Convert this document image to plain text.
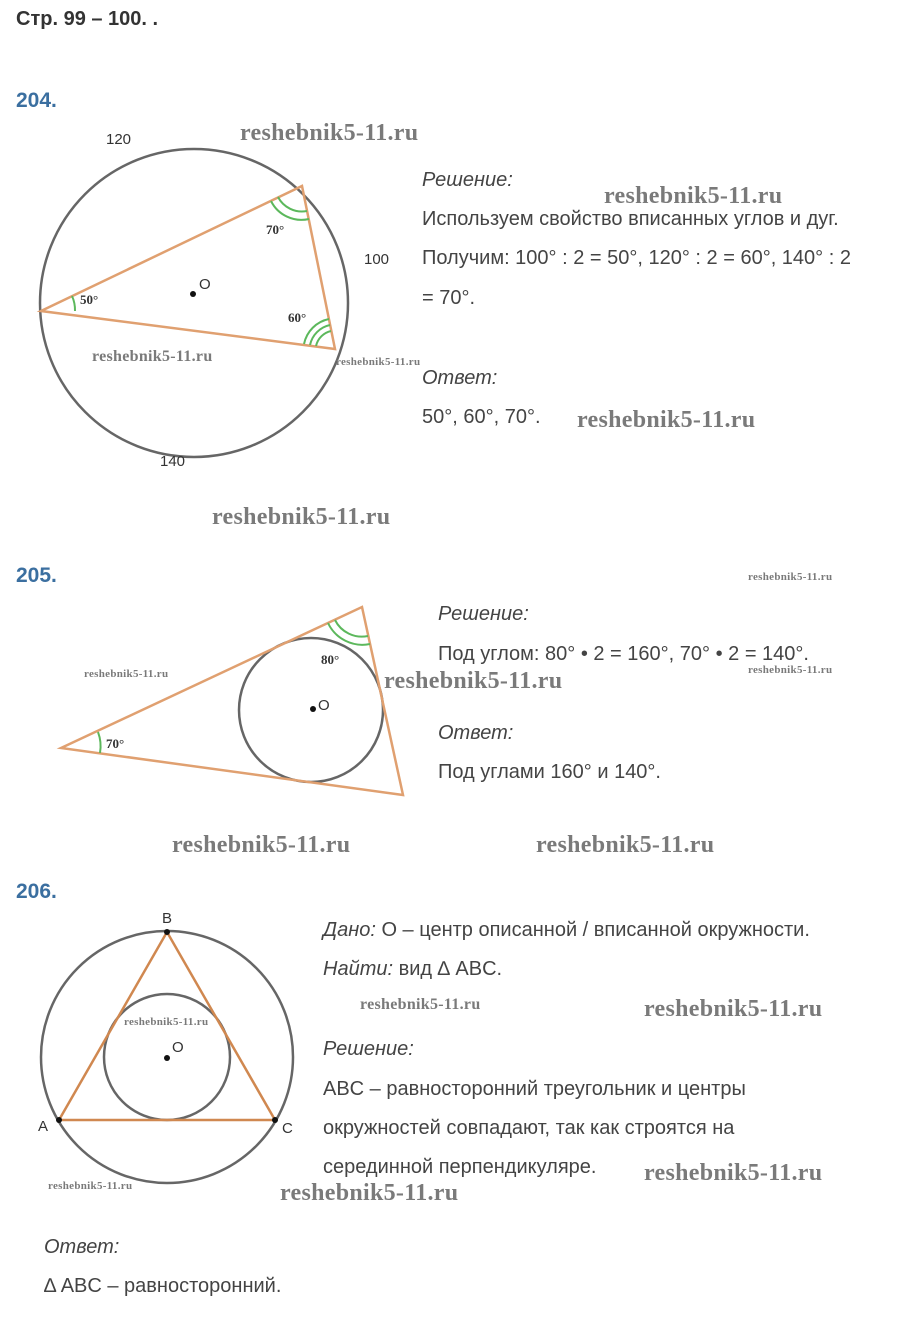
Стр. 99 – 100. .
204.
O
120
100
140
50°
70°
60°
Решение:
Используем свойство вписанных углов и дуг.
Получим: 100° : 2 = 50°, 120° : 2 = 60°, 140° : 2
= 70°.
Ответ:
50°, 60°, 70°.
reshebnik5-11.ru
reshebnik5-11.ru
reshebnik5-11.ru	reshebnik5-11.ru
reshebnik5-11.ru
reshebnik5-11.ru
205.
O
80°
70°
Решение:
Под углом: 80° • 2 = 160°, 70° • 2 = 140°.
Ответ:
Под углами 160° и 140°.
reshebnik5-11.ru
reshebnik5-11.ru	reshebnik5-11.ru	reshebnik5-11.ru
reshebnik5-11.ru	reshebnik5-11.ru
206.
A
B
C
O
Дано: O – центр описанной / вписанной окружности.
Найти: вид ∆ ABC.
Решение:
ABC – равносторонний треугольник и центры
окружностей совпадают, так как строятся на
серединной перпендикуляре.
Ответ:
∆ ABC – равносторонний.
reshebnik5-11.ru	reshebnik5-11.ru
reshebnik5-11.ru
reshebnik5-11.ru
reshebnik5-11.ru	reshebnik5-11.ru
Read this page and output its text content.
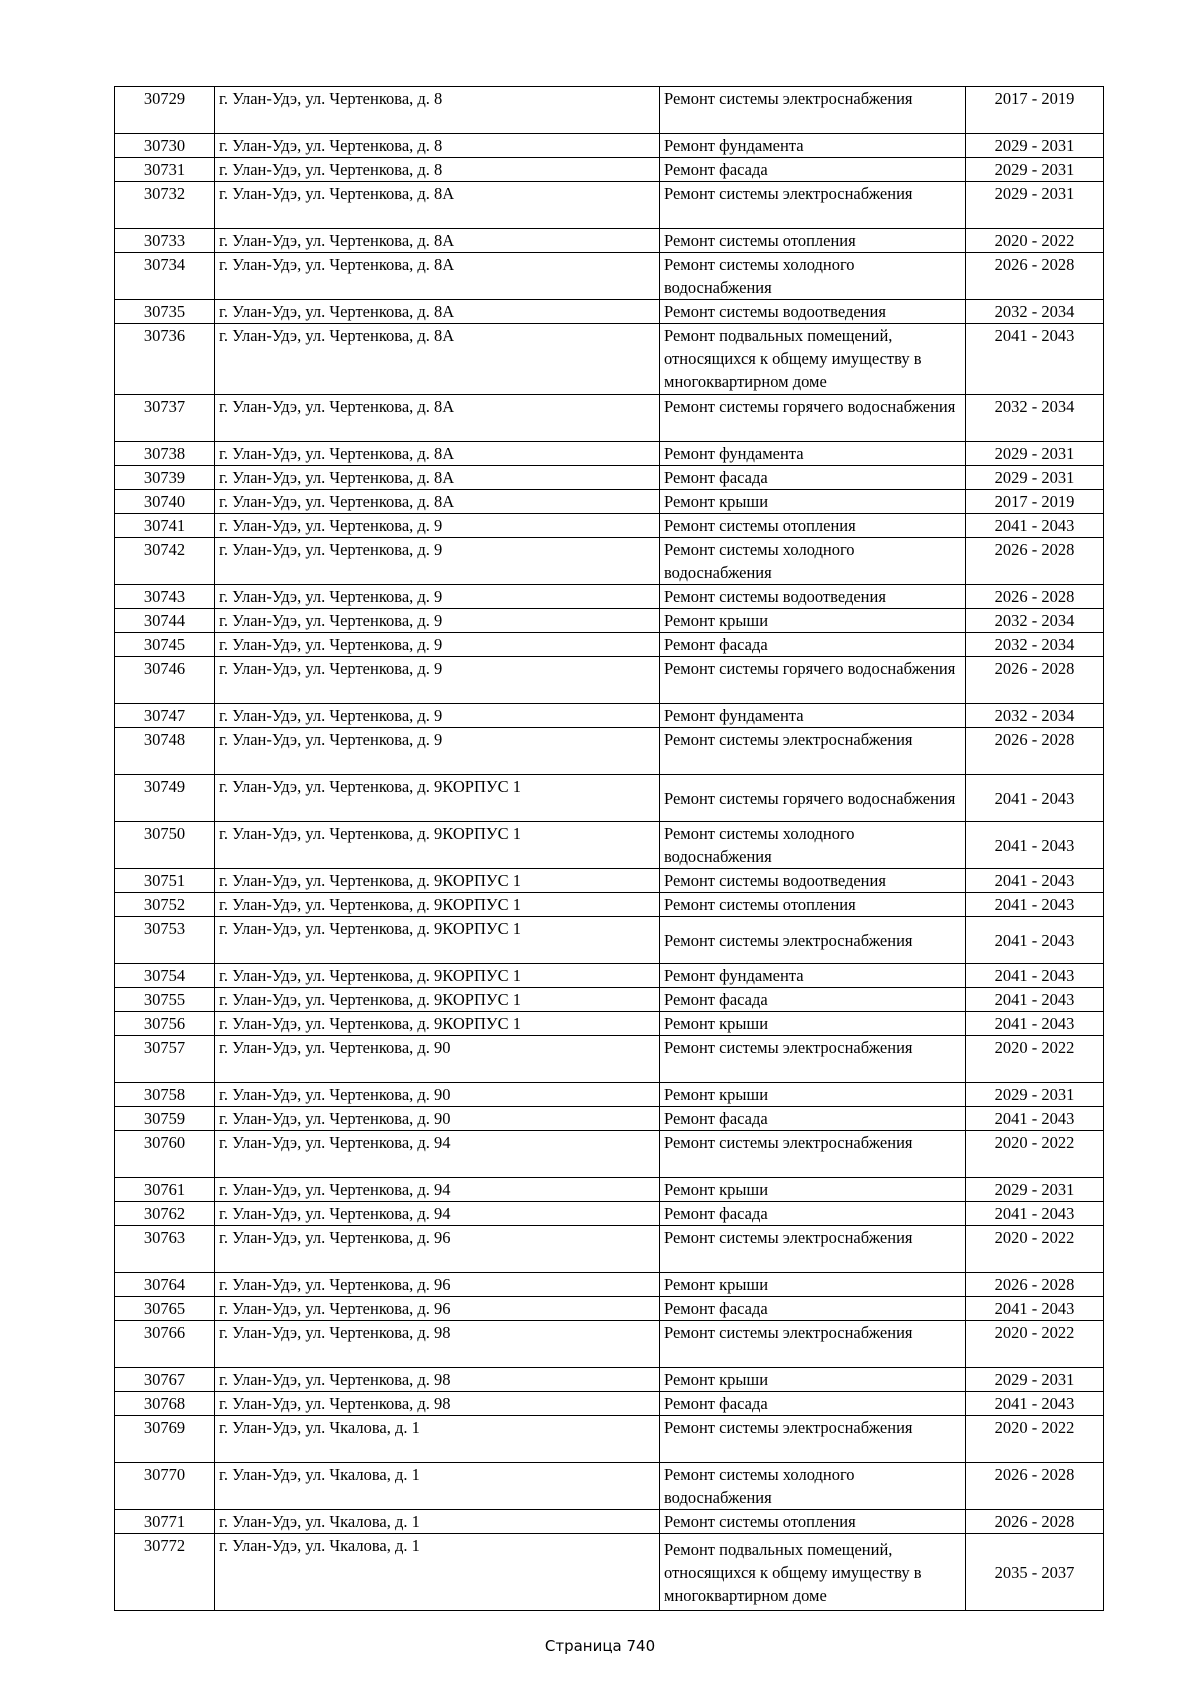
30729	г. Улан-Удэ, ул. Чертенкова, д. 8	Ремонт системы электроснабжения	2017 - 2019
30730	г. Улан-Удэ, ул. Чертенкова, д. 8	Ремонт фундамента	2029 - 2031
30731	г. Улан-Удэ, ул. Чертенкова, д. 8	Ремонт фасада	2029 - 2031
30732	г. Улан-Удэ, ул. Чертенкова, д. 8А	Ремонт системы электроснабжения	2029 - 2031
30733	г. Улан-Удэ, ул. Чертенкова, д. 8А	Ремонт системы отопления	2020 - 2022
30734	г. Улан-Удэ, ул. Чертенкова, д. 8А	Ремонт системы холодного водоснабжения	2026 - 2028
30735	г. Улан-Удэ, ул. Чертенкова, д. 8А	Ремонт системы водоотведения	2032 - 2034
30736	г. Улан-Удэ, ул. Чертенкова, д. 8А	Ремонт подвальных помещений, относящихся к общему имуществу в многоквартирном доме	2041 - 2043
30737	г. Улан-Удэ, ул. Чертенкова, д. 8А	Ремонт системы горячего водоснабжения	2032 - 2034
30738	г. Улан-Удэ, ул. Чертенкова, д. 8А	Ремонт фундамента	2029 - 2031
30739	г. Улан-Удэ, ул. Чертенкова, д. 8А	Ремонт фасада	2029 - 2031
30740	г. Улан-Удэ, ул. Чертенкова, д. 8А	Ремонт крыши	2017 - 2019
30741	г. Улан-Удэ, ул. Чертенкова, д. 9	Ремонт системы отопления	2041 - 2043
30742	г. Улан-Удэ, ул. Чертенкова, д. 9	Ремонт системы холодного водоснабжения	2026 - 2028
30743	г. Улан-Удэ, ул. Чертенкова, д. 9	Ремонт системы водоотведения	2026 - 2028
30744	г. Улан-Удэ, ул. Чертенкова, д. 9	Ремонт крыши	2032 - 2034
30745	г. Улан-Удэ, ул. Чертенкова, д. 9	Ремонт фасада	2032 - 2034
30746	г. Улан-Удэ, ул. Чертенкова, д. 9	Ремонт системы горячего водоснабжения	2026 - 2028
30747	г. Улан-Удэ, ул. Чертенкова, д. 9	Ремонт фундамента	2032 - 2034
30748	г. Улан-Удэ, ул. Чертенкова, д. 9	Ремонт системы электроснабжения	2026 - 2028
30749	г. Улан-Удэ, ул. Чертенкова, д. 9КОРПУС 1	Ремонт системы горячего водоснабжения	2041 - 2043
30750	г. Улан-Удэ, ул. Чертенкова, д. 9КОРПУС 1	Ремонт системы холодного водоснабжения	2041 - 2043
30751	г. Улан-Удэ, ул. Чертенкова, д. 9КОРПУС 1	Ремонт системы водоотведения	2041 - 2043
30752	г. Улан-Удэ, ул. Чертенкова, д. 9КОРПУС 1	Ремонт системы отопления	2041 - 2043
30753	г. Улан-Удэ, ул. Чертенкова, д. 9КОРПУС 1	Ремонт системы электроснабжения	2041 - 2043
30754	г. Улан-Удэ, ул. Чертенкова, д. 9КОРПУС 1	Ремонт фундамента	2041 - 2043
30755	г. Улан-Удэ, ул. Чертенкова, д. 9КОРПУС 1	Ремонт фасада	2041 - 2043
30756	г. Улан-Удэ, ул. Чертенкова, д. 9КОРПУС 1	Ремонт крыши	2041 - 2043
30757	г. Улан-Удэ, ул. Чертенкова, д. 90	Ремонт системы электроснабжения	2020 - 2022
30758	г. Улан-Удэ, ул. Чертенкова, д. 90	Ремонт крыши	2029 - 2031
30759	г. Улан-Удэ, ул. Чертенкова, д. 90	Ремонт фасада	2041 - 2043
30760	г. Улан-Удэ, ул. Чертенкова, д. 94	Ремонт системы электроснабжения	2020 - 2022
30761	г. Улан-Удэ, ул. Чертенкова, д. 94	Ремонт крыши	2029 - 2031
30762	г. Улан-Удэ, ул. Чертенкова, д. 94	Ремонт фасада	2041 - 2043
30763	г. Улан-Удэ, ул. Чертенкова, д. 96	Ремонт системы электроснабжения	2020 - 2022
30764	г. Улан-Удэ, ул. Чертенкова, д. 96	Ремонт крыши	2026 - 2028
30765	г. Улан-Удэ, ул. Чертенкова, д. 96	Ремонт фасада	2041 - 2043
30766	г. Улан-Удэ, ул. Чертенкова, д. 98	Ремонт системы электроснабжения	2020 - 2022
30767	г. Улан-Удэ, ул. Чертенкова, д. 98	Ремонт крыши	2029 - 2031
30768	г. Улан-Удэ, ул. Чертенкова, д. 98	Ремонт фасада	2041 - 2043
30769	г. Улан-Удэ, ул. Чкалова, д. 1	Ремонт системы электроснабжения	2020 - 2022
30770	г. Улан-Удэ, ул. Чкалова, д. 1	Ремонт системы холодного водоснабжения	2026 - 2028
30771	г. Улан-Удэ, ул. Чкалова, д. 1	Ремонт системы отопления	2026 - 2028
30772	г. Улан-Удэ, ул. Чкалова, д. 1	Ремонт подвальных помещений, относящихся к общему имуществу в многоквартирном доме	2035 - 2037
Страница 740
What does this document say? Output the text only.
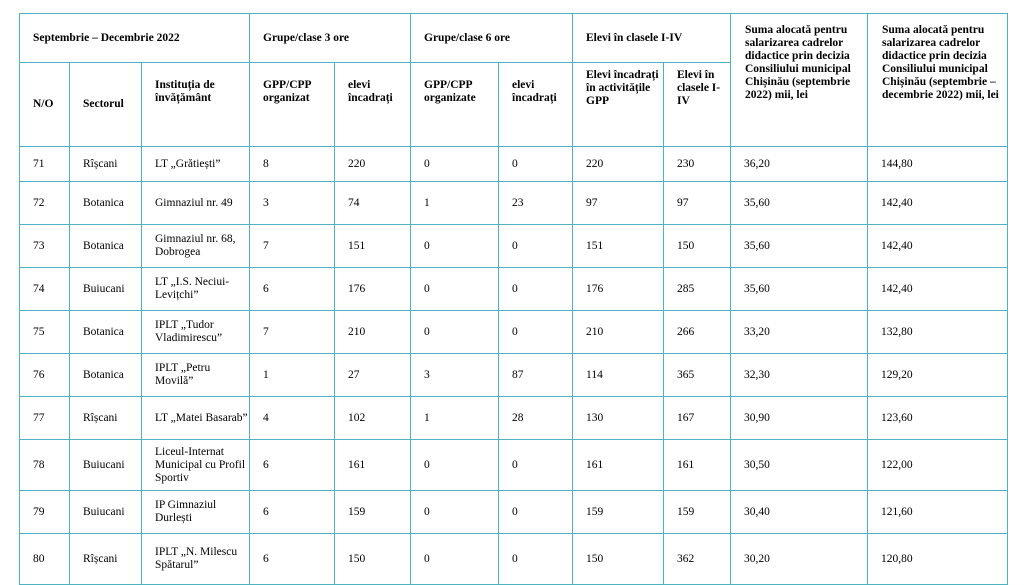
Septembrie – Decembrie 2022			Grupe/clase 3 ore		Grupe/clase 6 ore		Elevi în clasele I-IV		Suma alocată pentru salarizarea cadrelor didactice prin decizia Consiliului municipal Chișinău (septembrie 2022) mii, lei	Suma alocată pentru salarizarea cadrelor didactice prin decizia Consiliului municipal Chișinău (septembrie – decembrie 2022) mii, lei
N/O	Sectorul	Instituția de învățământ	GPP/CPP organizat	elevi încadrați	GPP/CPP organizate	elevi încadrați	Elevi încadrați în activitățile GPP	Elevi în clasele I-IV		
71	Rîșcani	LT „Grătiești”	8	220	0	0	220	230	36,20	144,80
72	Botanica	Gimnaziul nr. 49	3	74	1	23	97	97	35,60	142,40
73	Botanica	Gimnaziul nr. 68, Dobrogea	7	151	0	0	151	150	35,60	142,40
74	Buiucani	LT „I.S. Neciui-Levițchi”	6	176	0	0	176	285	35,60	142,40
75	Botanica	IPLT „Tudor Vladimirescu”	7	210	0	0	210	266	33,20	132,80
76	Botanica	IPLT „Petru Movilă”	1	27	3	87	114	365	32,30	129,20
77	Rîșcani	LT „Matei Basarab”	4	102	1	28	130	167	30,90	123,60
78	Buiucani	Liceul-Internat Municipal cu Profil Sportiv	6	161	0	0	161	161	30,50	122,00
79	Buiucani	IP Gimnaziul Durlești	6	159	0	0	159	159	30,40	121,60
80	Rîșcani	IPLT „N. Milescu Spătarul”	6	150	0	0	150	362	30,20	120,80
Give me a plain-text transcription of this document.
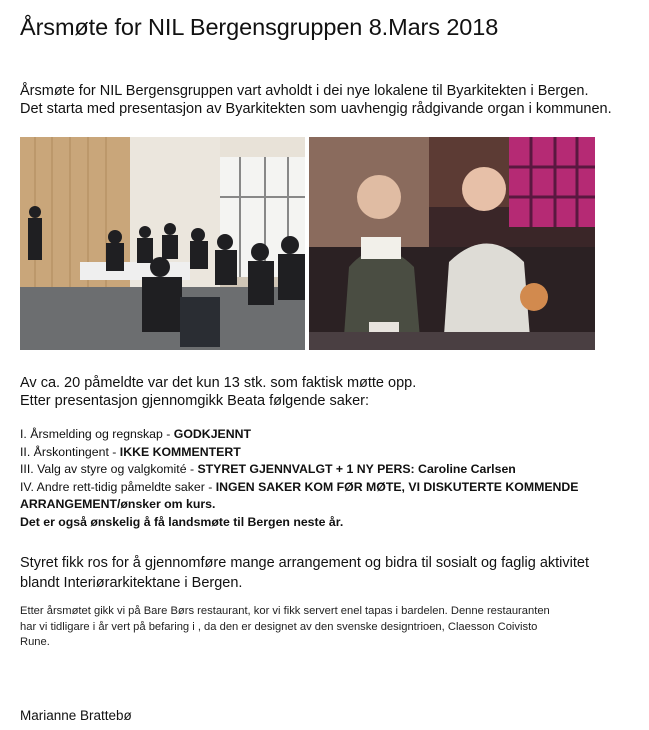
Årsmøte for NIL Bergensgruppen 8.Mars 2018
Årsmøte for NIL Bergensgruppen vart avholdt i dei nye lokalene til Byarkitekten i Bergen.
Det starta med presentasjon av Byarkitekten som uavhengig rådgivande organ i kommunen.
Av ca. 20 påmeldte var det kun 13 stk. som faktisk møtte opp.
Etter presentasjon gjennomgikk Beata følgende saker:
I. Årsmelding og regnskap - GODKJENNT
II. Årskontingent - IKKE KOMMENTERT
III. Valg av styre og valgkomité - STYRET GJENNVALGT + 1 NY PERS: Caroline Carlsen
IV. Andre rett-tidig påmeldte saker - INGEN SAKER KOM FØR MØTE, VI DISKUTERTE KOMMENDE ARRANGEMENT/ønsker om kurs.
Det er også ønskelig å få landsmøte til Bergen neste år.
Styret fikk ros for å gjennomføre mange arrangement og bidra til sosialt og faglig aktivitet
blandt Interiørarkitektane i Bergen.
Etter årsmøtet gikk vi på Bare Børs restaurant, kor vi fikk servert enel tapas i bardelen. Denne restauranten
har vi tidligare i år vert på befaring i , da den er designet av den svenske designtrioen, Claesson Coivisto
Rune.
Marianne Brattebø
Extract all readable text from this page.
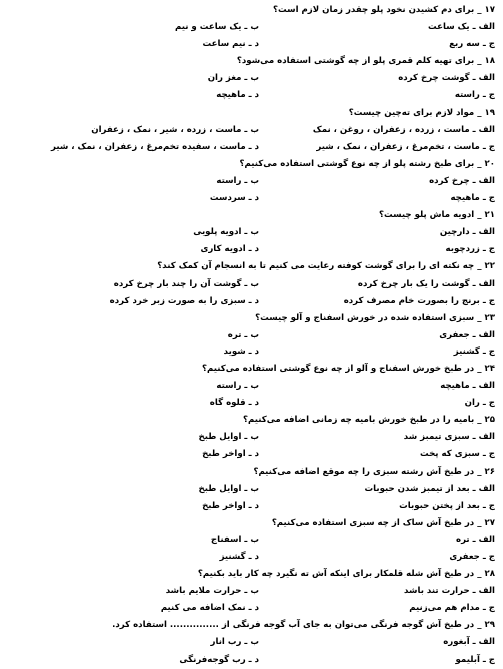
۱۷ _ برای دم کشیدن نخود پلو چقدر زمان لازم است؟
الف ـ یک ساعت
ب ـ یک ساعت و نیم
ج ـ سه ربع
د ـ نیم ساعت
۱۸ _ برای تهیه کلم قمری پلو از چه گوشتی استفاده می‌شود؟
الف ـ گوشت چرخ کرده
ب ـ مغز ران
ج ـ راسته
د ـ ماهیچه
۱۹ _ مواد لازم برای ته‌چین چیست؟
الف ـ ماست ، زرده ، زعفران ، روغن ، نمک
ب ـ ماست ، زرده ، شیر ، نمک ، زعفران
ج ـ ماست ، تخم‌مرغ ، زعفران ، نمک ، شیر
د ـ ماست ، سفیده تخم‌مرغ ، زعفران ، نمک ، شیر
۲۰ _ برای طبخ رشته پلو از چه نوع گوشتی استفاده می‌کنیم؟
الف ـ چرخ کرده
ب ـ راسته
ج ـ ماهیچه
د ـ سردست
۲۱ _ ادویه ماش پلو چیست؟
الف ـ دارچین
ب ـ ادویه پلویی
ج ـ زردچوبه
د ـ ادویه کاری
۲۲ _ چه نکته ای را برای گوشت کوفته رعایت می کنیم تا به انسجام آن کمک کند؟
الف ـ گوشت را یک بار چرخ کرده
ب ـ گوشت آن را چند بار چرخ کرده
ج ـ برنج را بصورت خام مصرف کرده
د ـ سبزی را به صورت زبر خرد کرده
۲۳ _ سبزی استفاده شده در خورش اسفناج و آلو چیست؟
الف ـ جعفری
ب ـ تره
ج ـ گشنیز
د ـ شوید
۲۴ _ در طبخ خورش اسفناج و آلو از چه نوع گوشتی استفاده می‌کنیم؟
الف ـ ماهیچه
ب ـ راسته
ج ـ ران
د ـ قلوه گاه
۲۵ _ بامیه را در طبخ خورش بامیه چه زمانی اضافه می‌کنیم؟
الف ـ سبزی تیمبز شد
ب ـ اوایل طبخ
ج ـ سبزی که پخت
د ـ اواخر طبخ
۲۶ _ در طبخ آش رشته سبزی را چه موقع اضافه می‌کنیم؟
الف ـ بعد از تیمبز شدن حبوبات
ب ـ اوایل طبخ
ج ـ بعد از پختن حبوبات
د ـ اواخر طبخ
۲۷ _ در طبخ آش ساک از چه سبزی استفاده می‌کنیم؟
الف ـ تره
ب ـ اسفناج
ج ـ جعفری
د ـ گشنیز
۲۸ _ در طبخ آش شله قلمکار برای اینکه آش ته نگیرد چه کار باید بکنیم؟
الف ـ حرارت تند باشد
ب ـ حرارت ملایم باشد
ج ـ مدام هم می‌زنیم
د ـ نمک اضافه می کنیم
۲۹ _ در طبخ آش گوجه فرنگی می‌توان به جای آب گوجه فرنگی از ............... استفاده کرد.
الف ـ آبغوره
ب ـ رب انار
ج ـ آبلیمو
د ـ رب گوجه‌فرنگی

──────────

● **Work instructions**
Search the records for the word "Botanica". Copy every line that has it.

● **Correct result**
72	Botanica	Gimnaziul nr. 49	3	74	1	23	97	97	35,60	142,40
73	Botanica	Gimnaziul nr. 68, Dobrogea	7	151	0	0	151	150	35,60	142,40
75	Botanica	IPLT „Tudor Vladimirescu”	7	210	0	0	210	266	33,20	132,80
76	Botanica	IPLT „Petru Movilă”	1	27	3	87	114	365	32,30	129,20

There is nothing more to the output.